▶ [ФРАГМЕНТ ДОКУМЕНТА]
Представление о завистливости и недоброжелательстве божества, несовместимое ни с правилом воздаяния той же мерой, ни с понятием мудрого божеского промысла, есть наследие времен грубых и варварских, принадлежность верования, что страдания людей доставляют богам удовольствие. В древнеэллинской поэзии подобное настроение верховного божества изображено полнее всего в Эсхиловом «Прометее». Источник Зевсовой злобы и жестокости против титана – жажда мести в недавнем победителе – владыке за отважную и удачную попытку могущественного друга улучшить участь тех самых людей, которые Зевсом обречены на прозябание и гибель. Та же самая зависть и недоброжелательство вызывают со стороны богов недовольство Ксерксом за проложение моста через Геллеспонт, запрещение книдянам перекапывать перешеек
[141]; богобоязненный Геродот усматривает в прорытии Афонского перешейка лишь греховную кичливость персидского владыки.
Что представление это перенесено древним эллином с человека на божество, о том ясно свидетельствуют некоторые места самой же истории Геродота. Ахеменес замечает об эллинах, что «они завидуют благополучию других и ненавидят сильнейших»
[142]. По словам персидского вельможи, «зависть присуща человеку от рождения», но особенно страдает ею единоличный правитель государства, он завидует невзирая на то, что располагает всеми благами, и притом завидует достойнейшим гражданам
[143], подобно тому как Зевс завидует добродетельным людям.
Как мы заметили выше, Геродот смешивает понятия зависти и немесиды, и потому наказание Креза, человека добродетельного, смертью сына готов считать «тяжким возмездием», тогда как необычная гибель преступной Феретимы – превращение заживо в кучу червей – представляется ему проявлением божеской зависти. Относительно Ксеркса и персов замечается двойственность: историк как бы не довольствуется тем, чтобы изобразить поражение варваров и владыки их как последствие величия и кичливости и потому старается представить Ксеркса запятнанным всевозможными преступлениями относительно богов и людей.

[Сохранённые записи]
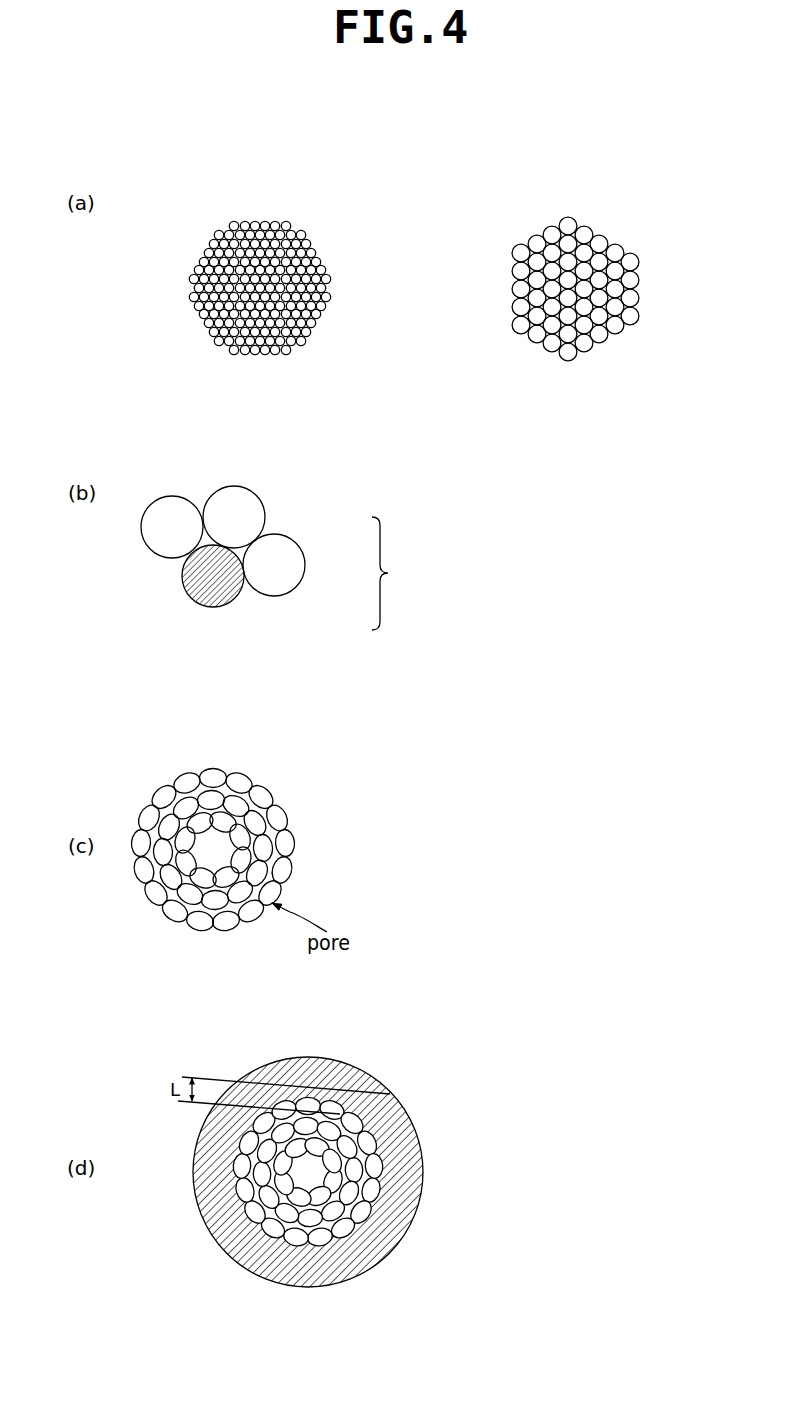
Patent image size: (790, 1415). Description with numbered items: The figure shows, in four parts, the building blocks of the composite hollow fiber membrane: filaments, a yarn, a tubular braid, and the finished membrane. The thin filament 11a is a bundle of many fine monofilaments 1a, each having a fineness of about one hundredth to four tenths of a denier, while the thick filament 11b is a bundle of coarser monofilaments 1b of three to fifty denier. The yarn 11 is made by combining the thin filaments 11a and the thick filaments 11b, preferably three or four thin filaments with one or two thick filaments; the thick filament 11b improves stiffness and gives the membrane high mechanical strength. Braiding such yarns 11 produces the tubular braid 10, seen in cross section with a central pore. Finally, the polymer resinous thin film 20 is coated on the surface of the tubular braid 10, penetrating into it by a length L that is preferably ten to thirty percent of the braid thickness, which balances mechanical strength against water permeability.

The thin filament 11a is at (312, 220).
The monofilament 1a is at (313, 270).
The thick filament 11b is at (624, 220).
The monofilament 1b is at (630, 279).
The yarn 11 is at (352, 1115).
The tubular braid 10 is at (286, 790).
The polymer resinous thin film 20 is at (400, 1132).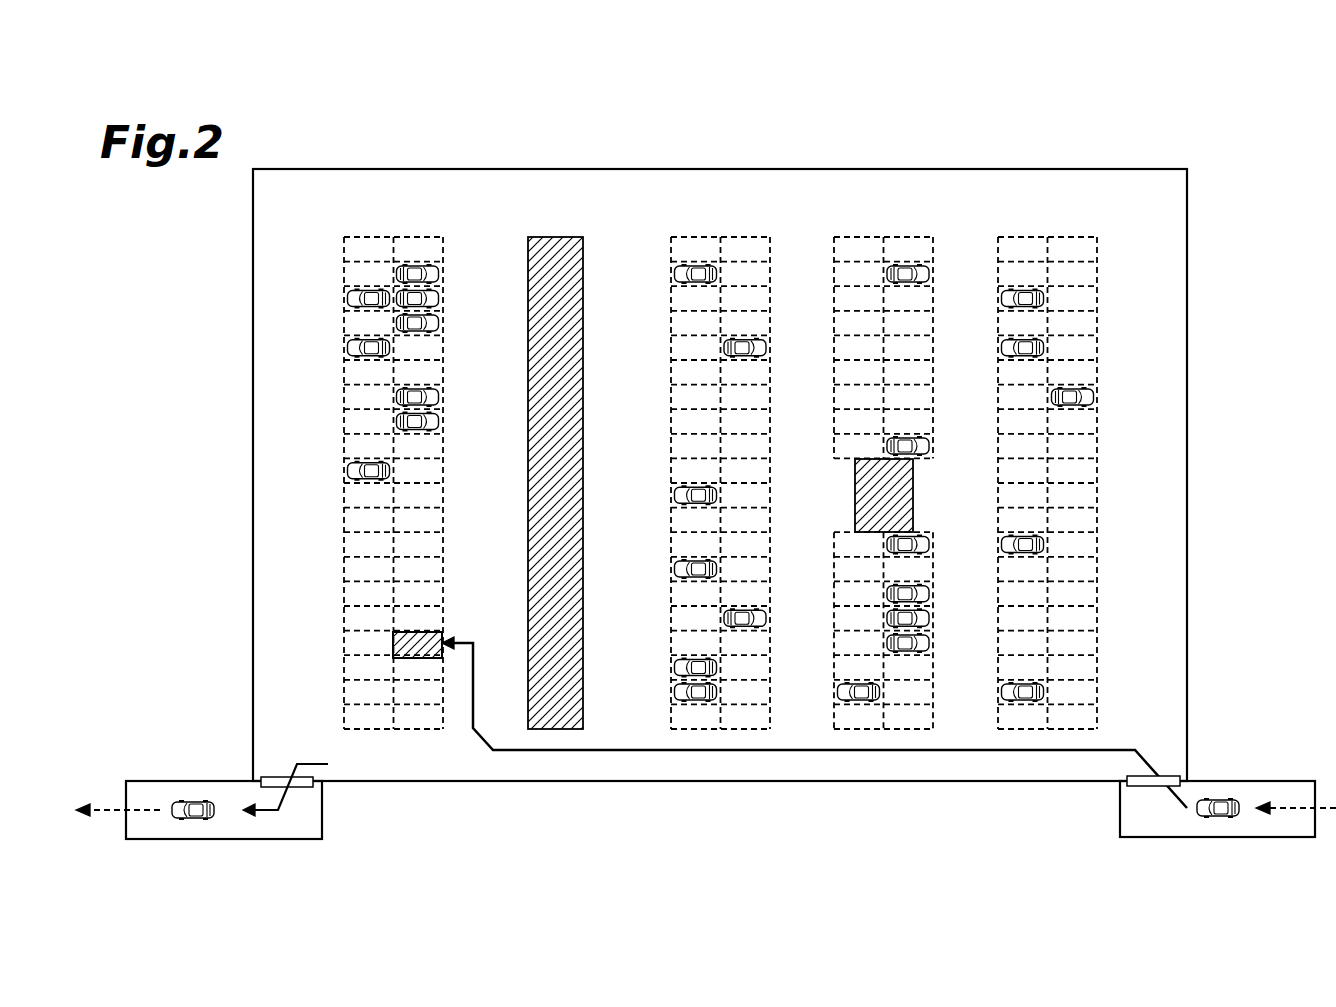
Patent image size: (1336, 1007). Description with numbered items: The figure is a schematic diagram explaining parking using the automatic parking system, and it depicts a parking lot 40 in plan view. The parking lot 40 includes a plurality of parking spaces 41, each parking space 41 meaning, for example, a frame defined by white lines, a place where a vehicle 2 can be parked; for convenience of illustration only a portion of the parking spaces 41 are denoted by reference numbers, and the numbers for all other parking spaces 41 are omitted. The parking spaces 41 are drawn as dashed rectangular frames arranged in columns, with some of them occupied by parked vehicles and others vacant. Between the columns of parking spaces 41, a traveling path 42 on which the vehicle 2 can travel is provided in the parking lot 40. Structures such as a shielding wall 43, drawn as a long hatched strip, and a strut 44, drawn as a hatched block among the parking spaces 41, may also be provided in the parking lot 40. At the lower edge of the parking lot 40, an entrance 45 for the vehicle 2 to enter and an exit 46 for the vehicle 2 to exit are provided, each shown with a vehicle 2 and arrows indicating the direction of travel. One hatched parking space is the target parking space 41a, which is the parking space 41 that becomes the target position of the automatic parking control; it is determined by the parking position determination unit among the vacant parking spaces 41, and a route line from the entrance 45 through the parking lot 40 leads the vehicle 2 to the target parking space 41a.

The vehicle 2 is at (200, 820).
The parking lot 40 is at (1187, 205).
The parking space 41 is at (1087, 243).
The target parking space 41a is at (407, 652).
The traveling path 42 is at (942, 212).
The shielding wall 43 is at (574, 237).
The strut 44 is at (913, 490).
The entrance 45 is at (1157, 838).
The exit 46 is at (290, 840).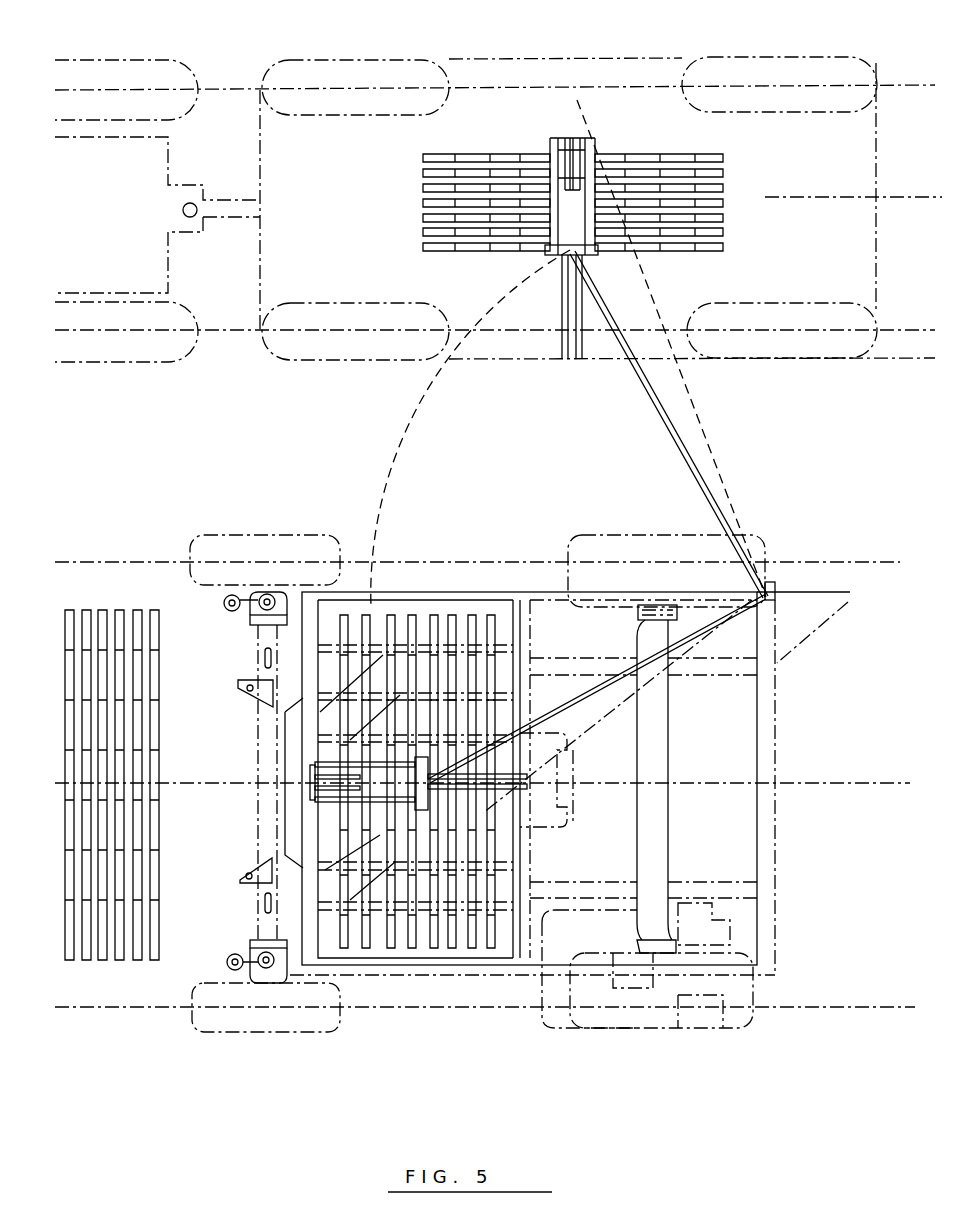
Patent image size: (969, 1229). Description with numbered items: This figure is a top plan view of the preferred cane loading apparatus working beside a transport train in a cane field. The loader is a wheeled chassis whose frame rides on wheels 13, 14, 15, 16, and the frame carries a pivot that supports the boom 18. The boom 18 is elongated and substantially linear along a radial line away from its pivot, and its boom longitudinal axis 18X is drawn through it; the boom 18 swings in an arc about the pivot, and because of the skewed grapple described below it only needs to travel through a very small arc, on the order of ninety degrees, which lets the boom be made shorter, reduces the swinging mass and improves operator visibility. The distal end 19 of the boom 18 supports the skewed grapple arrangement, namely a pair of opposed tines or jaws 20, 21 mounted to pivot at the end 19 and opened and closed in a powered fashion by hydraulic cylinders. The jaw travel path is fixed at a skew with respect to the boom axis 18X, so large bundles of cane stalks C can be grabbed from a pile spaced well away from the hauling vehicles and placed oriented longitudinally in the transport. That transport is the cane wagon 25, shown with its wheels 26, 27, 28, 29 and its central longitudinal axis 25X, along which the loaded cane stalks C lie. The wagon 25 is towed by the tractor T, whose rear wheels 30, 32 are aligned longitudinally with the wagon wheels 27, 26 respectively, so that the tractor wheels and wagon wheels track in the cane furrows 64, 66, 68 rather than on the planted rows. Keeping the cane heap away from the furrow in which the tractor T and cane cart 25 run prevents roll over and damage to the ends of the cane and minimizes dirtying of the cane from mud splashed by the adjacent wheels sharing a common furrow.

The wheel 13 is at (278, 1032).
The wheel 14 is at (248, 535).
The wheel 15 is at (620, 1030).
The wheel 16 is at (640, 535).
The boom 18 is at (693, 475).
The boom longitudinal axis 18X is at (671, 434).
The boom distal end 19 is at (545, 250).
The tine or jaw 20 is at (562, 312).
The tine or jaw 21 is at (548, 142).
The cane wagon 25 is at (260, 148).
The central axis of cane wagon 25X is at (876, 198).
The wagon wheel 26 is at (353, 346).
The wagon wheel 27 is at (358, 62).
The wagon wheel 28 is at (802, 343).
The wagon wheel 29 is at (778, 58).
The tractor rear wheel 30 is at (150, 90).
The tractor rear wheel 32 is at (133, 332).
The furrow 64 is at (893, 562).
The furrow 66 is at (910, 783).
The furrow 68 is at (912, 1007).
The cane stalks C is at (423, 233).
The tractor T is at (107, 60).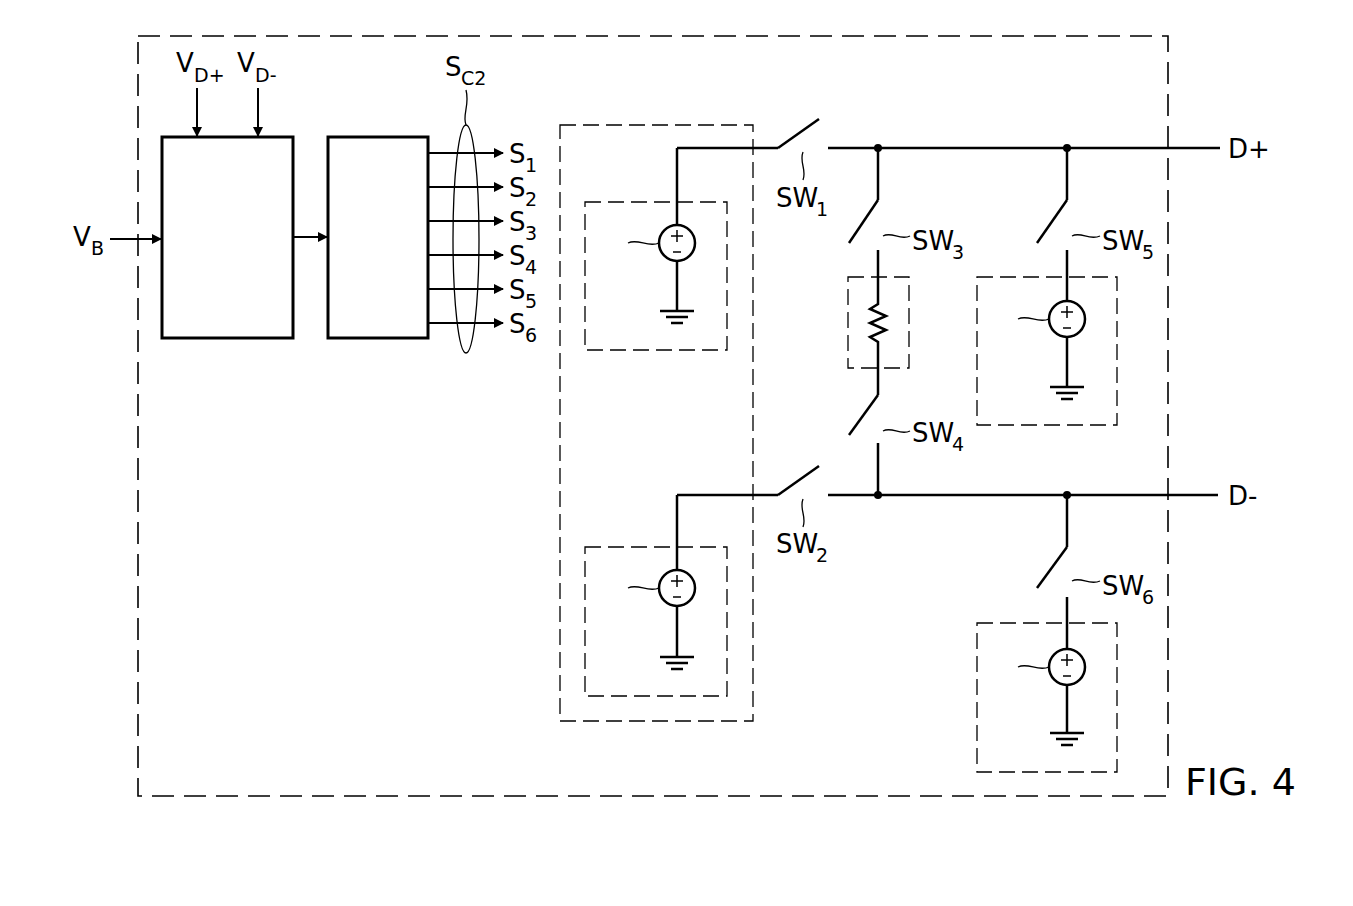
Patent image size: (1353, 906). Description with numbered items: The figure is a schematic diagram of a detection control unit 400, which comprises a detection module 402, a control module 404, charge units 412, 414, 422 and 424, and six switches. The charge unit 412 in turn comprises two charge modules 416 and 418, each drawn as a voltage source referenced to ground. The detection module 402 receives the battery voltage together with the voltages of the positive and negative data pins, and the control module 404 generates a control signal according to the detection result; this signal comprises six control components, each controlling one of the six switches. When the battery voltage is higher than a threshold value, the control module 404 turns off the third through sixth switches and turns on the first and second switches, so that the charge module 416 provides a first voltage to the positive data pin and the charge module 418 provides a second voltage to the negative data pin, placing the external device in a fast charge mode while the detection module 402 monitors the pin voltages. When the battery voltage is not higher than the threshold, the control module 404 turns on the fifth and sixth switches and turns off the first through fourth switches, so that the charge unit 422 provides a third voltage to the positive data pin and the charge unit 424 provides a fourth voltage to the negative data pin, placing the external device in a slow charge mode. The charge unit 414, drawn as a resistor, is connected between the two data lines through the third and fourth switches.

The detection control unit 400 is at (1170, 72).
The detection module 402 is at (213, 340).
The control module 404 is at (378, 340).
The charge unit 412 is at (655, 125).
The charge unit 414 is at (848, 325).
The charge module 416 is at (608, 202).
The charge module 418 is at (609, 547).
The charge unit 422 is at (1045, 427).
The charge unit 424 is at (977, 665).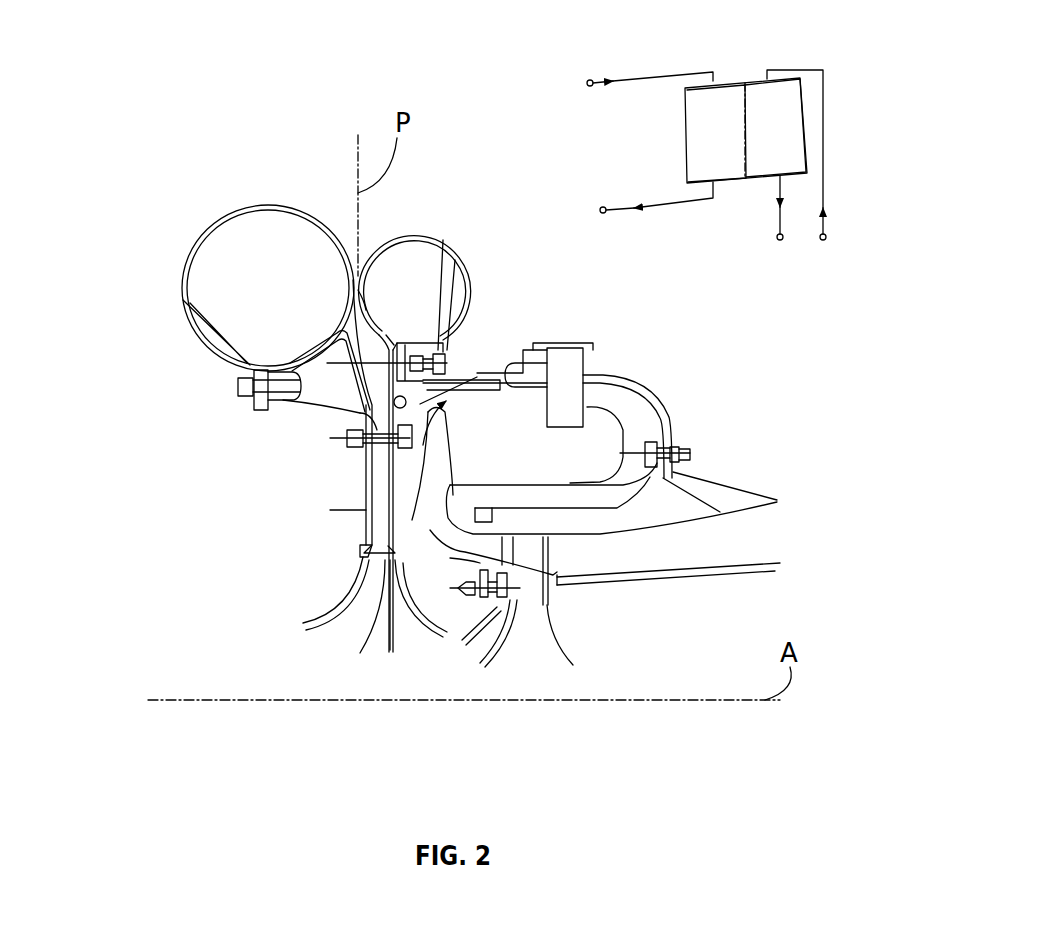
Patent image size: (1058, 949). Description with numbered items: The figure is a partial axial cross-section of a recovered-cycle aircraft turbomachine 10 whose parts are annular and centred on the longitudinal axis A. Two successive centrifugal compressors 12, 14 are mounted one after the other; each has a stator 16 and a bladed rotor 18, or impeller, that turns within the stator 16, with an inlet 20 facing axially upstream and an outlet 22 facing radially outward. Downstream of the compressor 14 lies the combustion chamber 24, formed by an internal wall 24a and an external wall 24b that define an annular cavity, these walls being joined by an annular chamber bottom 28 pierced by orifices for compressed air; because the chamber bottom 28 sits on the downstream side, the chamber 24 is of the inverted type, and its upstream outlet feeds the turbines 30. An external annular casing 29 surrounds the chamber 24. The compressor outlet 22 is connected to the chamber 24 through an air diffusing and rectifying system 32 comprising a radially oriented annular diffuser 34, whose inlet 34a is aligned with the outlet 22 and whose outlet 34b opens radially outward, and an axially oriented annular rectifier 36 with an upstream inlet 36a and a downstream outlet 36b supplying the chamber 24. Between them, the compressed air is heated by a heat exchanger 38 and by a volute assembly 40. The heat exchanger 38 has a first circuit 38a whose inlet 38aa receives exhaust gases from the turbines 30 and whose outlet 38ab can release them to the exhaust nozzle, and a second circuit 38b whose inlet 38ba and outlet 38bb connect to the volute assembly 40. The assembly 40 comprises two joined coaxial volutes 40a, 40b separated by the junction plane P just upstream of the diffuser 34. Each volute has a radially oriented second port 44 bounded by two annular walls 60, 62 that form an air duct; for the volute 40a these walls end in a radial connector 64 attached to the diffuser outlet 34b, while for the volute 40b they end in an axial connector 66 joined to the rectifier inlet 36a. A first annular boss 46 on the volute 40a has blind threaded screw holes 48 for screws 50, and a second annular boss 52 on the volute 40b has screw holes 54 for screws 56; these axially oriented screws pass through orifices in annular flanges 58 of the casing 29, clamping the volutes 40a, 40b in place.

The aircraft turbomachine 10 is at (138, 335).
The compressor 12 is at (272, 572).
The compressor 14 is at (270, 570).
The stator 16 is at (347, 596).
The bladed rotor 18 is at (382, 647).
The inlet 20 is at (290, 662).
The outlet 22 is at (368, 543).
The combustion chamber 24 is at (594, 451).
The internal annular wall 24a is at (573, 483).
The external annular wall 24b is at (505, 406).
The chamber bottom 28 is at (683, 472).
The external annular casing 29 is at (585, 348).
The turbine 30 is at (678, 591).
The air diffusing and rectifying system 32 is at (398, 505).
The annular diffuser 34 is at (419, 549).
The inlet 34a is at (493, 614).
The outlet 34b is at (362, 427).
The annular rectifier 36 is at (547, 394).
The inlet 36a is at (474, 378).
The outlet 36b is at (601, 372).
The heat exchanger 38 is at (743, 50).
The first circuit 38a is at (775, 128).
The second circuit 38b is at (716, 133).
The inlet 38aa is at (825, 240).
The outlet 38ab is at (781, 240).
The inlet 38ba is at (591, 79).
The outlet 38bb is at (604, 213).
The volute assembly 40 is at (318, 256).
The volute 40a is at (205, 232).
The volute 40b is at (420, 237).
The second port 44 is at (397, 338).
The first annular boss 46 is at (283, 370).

▶ [ЗАДАЧИ ДЛЯ РЕШЕНИЯ]
(a) В каком произведении, согласно фрагменту о божеской зависти, подобное настроение верховного божества изображено полнее всего?
(b) Продублируйте часть фрагмента о божеской зависти от «Что представление это» до «завидует добродетельным людям.».
(c) Переведите на английский язык предложение из фрагмента о божеской зависти: «Что представление это перенесено древним эллином с человека на божество, о том ясно свидетельствуют некоторые места самой же истории Геродота».
Эти записи получены из другого источника.

▶ [ГОТОВЫЕ ОТВЕТЫ]
(a) В Эсхиловом «Прометее».

(b)
Что представление это перенесено древним эллином с человека на божество, о том ясно свидетельствуют некоторые места самой же истории Геродота. Ахеменес замечает об эллинах, что «они завидуют благополучию других и ненавидят сильнейших»
[142]. По словам персидского вельможи, «зависть присуща человеку от рождения», но особенно страдает ею единоличный правитель государства, он завидует невзирая на то, что располагает всеми благами, и притом завидует достойнейшим гражданам
[143], подобно тому как Зевс завидует добродетельным людям.

(c) That this notion was transferred by the ancient Hellene from man to the deity is clearly attested by certain passages of Herodotus's own history.